» **STATED PROBLEM**: Below are the records; locate each line with the word "After" and copy it.

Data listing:

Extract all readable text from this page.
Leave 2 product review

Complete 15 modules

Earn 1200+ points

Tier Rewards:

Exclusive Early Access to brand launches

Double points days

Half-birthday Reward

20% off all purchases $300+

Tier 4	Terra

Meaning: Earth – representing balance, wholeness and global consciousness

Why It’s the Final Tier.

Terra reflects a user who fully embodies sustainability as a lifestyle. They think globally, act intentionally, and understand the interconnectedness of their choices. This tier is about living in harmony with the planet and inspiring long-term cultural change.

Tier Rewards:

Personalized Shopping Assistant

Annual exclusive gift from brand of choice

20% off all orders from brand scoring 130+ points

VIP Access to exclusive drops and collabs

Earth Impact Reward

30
...
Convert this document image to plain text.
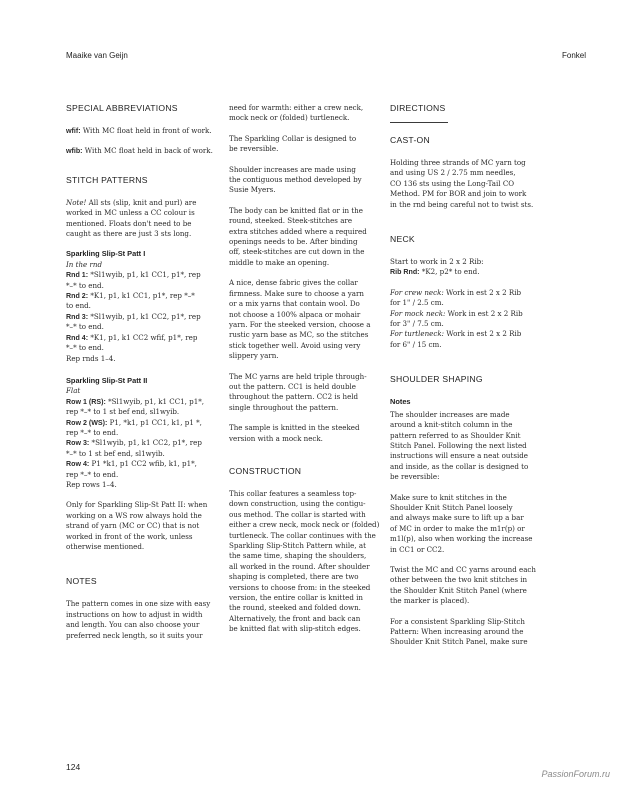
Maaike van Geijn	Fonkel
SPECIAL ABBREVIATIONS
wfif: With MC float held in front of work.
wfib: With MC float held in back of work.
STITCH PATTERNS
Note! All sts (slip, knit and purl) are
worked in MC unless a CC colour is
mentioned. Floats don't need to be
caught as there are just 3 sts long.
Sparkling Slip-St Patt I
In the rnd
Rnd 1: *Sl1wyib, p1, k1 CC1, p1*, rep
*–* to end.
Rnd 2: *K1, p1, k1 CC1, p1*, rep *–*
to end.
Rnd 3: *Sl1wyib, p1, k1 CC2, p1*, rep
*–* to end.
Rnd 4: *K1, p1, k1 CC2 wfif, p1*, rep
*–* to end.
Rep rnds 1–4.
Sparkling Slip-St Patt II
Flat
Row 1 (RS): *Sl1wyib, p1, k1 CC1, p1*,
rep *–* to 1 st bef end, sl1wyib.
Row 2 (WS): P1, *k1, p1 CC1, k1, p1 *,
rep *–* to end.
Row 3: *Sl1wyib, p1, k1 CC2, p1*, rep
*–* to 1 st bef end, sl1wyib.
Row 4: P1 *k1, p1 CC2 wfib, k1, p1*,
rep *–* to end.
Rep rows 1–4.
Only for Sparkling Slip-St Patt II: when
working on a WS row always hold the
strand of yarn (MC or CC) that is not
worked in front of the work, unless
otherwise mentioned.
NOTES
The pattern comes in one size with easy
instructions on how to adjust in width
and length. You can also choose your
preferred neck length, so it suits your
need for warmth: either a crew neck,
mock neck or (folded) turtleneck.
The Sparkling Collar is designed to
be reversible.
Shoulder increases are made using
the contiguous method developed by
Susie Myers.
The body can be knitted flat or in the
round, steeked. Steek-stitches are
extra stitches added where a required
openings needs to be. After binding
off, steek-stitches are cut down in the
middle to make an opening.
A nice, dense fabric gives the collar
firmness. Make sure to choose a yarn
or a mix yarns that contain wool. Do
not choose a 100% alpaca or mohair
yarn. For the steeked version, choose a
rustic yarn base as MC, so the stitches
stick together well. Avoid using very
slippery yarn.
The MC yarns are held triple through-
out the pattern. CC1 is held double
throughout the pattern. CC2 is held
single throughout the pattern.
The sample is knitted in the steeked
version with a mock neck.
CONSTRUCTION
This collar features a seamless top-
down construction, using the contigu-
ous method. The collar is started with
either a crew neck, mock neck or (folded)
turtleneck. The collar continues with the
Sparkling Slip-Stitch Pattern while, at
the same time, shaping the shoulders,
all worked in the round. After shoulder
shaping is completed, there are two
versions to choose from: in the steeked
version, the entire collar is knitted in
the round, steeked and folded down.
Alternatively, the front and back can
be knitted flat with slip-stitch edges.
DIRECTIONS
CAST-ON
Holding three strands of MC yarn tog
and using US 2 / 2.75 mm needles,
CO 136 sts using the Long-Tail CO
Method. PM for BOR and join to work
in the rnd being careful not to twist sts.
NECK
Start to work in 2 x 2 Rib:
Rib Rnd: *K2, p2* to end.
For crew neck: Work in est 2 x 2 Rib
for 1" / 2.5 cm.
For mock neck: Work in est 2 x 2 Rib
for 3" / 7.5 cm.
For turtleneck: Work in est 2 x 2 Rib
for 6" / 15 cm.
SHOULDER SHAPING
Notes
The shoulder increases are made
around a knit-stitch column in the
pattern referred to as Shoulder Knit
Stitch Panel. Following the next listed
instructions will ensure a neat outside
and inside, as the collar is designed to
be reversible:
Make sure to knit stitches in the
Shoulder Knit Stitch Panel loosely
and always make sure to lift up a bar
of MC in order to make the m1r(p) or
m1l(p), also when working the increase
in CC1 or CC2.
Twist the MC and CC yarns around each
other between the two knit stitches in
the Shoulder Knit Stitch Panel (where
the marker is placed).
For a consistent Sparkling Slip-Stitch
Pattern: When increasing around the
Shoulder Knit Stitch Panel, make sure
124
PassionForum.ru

» **THE ANSWER**:
openings needs to be. After binding
all worked in the round. After shoulder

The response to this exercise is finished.